— Begin Task data —

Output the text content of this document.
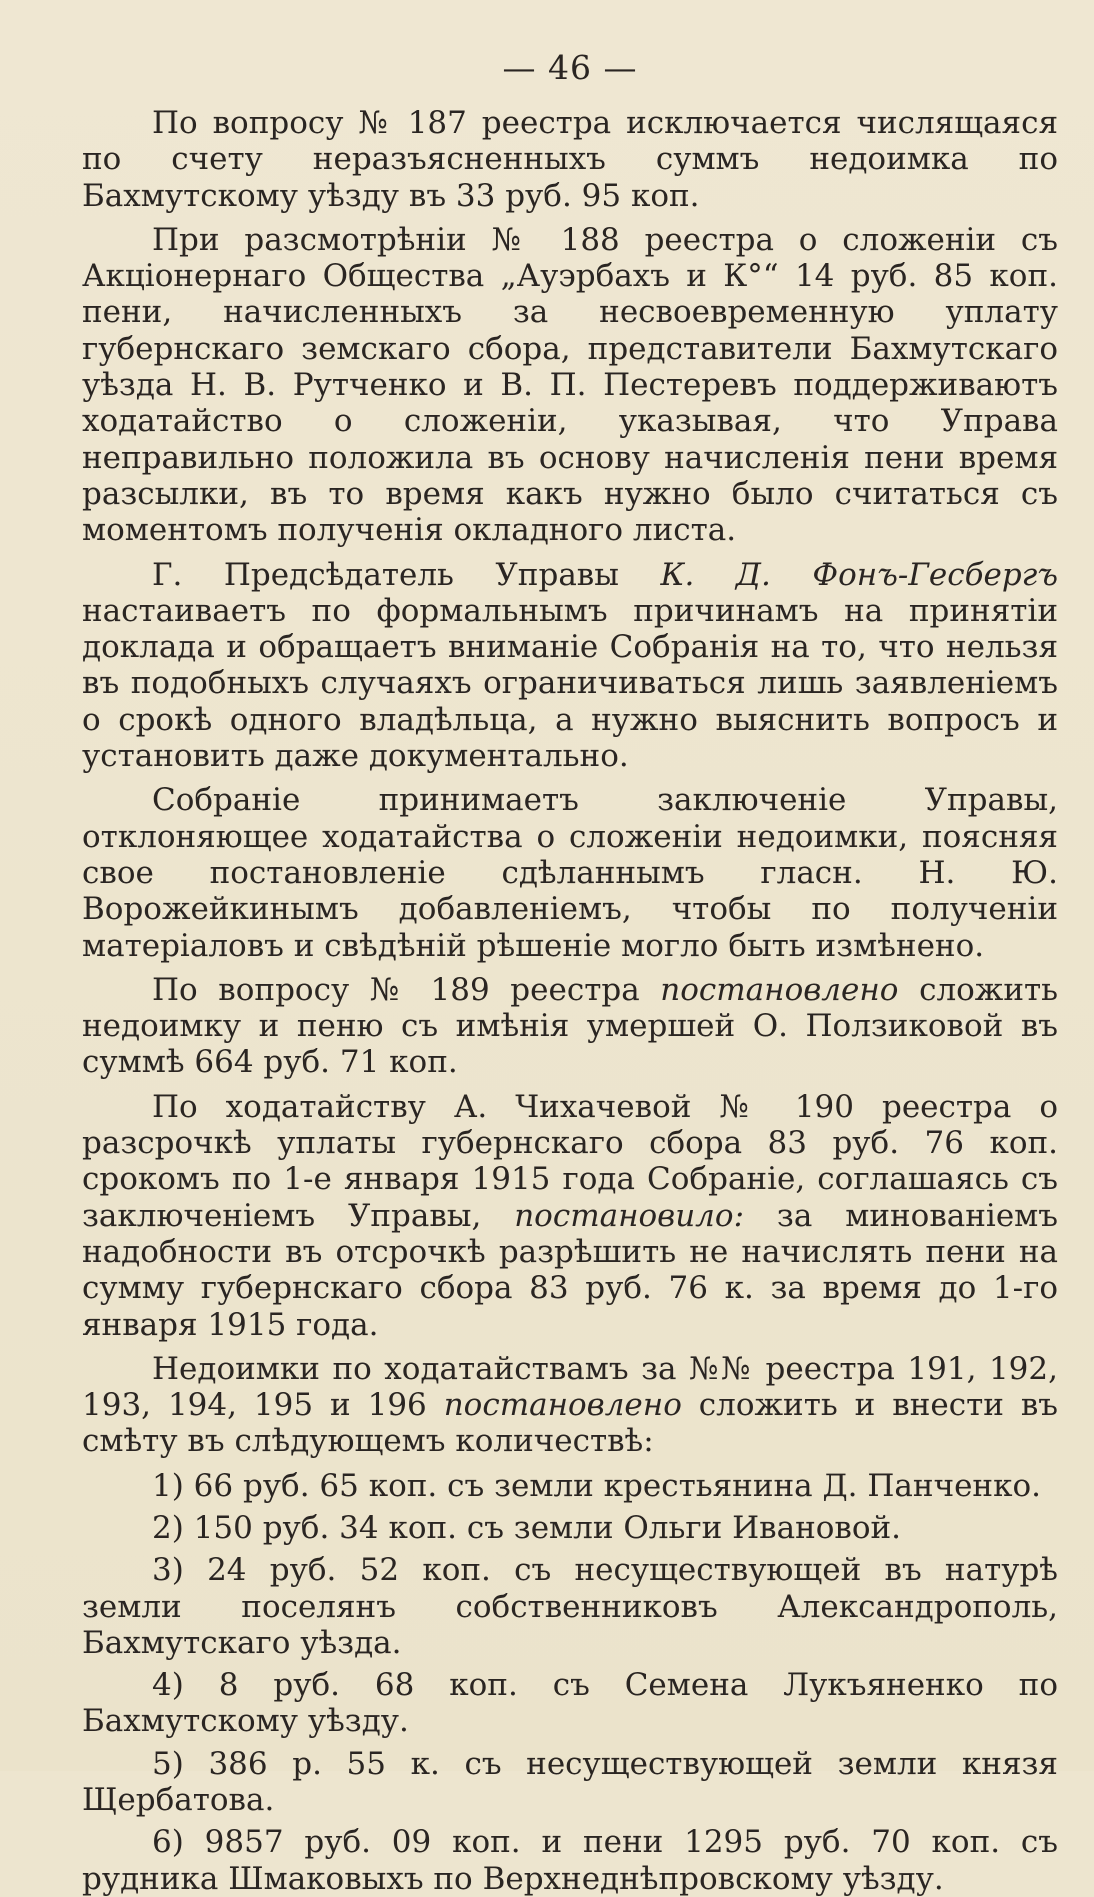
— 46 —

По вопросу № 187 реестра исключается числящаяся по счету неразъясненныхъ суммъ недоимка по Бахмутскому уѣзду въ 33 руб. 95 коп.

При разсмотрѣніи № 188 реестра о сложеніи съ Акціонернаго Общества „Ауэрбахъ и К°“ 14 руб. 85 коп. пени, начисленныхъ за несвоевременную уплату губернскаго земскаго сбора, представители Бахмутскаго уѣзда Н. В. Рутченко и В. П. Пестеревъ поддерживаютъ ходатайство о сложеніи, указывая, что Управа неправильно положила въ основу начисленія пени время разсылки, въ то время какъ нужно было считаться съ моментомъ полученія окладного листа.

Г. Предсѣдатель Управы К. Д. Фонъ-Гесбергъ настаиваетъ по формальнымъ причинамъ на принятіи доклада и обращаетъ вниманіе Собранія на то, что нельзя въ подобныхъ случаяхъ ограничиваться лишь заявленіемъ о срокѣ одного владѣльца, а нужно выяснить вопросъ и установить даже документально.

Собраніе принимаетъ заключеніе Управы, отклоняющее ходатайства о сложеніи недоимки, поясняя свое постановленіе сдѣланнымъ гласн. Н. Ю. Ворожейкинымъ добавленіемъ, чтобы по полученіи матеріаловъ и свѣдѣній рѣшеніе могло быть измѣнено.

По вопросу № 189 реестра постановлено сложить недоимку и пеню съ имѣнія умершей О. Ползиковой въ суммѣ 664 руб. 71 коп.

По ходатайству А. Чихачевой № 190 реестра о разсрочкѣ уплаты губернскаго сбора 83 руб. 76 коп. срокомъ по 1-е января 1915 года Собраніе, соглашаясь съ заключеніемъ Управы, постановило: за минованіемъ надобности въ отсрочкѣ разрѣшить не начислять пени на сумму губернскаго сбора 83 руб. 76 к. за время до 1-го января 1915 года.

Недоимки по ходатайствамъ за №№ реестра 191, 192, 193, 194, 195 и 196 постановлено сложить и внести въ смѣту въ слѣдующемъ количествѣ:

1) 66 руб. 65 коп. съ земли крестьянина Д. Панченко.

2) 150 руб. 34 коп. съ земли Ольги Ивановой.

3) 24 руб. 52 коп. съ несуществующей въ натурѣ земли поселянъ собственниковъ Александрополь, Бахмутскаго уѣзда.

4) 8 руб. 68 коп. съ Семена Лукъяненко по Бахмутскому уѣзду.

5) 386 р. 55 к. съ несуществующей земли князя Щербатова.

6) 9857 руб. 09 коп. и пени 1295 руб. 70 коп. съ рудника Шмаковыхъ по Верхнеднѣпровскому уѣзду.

— End Task data —

Task to complete: Read the entries and pick out all lines that include the word "Бахмутскаго".

Full solution:
При разсмотрѣніи № 188 реестра о сложеніи съ Акціонернаго Общества „Ауэрбахъ и К°“ 14 руб. 85 коп. пени, начисленныхъ за несвоевременную уплату губернскаго земскаго сбора, представители Бахмутскаго уѣзда Н. В. Рутченко и В. П. Пестеревъ поддерживаютъ ходатайство о сложеніи, указывая, что Управа неправильно положила въ основу начисленія пени время разсылки, въ то время какъ нужно было считаться съ моментомъ полученія окладного листа.
3) 24 руб. 52 коп. съ несуществующей въ натурѣ земли поселянъ собственниковъ Александрополь, Бахмутскаго уѣзда.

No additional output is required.